◆ **Extracto del documento**:
El cruento golpe de Estado en Bolivia ha puesto en evidencia que en América Latina perviven rasgos políticos que, por más que digamos que avanzamos hacia formas más avanzadas o “civilizadas” de relacionamiento político, poco difieren de los del siglo XIX.
Rafael
Cuevas Molina/Presidente AUNA-Costa Rica
En primer lugar, por la presencia
protagónica de las fuerzas policiales y militares, quienes deciden convertirse
en árbitros de la vida política del país, en este caso conminando al presidente
constitucional a que abandone el cargo. No hace falta enumerar aquí la larga
lista de hechos similares que tachonan nuestra vida política en América Latina,
hechos que permiten entender la existencia del estamento militar en nuestras
sociedades como una verdadera lacra.
En segundo lugar, por el papel de gran
titiritero jugado por Washington, el gran cerebro tras bambalinas, siempre
presente cuando se trata de hacer a un lado a un gobierno que no cuente con su
beneplácito, ya sea por razones políticas o económicas. En el caso de Bolivia,
por ambas, pues se trataba de un gobierno que supo cantarle las justas a los
Estados Unidos cuando fue necesario y que, al mismo tiempo, tiene recursos
naturales apetecibles para las grandes transnacionales que, con un gobierno
nacionalista del tipo del presidido por Evo Morales, encuentran obstáculos para
acceder a ellos con la facilidad que quisieran.

◆ **Datos almacenados**:
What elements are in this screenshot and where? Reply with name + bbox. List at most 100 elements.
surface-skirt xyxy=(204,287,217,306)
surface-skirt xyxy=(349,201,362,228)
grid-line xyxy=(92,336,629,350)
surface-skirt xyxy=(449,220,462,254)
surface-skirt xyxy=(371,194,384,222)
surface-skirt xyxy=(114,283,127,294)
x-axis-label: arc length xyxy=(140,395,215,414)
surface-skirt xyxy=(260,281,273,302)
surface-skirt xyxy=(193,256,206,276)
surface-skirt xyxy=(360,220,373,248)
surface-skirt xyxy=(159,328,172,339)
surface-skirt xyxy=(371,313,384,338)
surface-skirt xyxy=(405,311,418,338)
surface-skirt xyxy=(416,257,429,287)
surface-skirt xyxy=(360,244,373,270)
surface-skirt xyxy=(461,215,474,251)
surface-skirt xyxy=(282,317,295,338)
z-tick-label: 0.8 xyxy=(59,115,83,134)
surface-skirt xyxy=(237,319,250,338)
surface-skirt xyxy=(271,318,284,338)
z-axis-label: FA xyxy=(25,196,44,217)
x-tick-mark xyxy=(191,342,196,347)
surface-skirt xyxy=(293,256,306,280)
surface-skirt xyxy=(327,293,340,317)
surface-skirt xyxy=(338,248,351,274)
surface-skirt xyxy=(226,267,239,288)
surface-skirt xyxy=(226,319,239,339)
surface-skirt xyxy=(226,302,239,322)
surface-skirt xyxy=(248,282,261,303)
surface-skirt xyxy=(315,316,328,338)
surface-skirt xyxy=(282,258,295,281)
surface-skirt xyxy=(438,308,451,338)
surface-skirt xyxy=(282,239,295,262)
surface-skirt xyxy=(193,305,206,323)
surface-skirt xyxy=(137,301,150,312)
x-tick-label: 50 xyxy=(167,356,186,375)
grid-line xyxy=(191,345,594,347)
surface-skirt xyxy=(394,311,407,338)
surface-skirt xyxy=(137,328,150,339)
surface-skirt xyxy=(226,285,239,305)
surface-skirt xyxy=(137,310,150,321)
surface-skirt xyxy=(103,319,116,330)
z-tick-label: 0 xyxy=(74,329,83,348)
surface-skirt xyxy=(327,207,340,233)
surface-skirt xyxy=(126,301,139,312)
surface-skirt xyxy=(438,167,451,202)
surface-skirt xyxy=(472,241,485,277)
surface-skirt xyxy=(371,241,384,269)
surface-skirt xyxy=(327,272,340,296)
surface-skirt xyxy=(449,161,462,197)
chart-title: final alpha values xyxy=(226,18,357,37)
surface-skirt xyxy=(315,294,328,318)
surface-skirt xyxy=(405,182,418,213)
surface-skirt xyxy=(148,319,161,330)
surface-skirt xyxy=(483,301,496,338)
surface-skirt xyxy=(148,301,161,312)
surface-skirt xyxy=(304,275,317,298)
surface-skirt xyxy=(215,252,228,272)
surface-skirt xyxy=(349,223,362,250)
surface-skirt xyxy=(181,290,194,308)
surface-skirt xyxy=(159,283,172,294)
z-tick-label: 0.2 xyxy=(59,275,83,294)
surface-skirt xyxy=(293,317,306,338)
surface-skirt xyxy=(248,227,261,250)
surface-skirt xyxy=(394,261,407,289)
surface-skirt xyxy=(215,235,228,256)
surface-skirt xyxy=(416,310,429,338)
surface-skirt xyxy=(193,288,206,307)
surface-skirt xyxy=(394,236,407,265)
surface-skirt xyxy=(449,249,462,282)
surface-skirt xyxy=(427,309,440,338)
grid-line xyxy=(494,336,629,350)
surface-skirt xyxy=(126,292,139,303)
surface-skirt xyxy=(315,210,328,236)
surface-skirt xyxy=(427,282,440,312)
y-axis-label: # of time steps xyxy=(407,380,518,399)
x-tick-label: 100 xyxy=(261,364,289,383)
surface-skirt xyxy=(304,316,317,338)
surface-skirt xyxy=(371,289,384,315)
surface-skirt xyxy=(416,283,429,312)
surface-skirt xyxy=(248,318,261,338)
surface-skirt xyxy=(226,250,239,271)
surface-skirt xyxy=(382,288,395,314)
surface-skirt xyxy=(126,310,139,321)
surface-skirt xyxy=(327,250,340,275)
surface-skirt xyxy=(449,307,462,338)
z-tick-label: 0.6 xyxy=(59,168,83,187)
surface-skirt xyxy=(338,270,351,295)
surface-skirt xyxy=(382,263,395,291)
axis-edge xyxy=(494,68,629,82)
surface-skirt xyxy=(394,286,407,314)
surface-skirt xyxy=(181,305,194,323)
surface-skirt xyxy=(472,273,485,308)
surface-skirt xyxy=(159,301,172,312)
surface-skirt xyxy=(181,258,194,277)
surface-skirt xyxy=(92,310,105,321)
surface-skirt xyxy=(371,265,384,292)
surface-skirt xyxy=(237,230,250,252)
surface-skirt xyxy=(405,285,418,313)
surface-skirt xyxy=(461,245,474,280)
* * *
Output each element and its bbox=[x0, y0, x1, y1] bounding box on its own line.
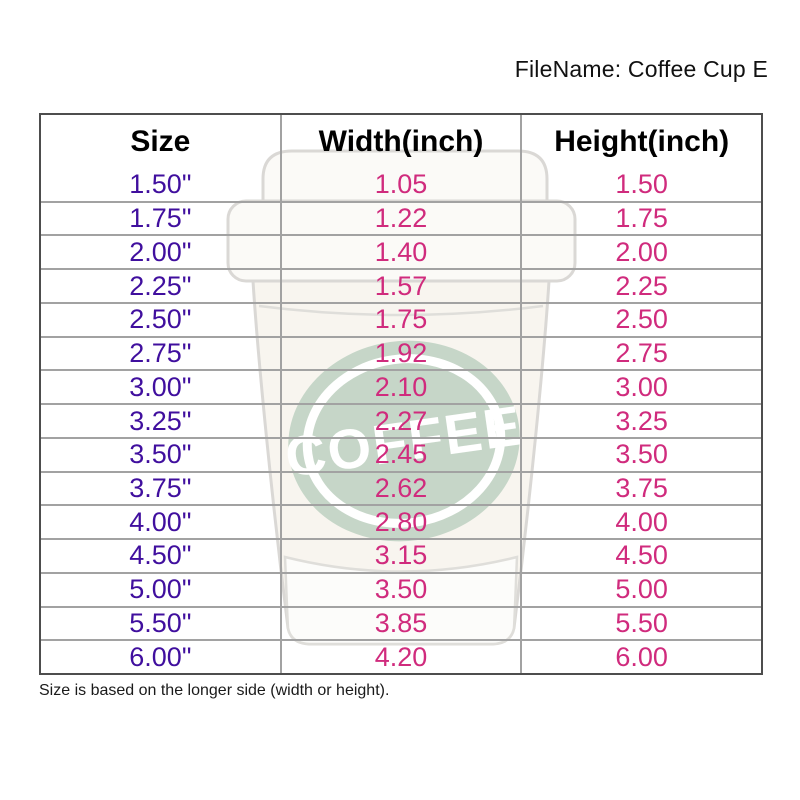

◆ **Tarea asignada**:
Continúa el artículo sobre el golpe de Estado en Bolivia a partir de la oración que termina en «con la facilidad que quisieran».

◆ **Resultado**:
En tercer lugar, por la existencia en
nuestros países de una oligarquía que no tiene más vocación que ser vagón de
cola de intereses económicos y políticos foráneos. Unos grupos dominantes sin
proyecto propio, con espíritu de perrito faldero, identificadas culturalmente
con el “norte brutal que nos desprecia”, prestos a ofrecerse como instrumentos
ejecutores de acciones de la peor calaña.
Han aparecido, también, nuevos elementos.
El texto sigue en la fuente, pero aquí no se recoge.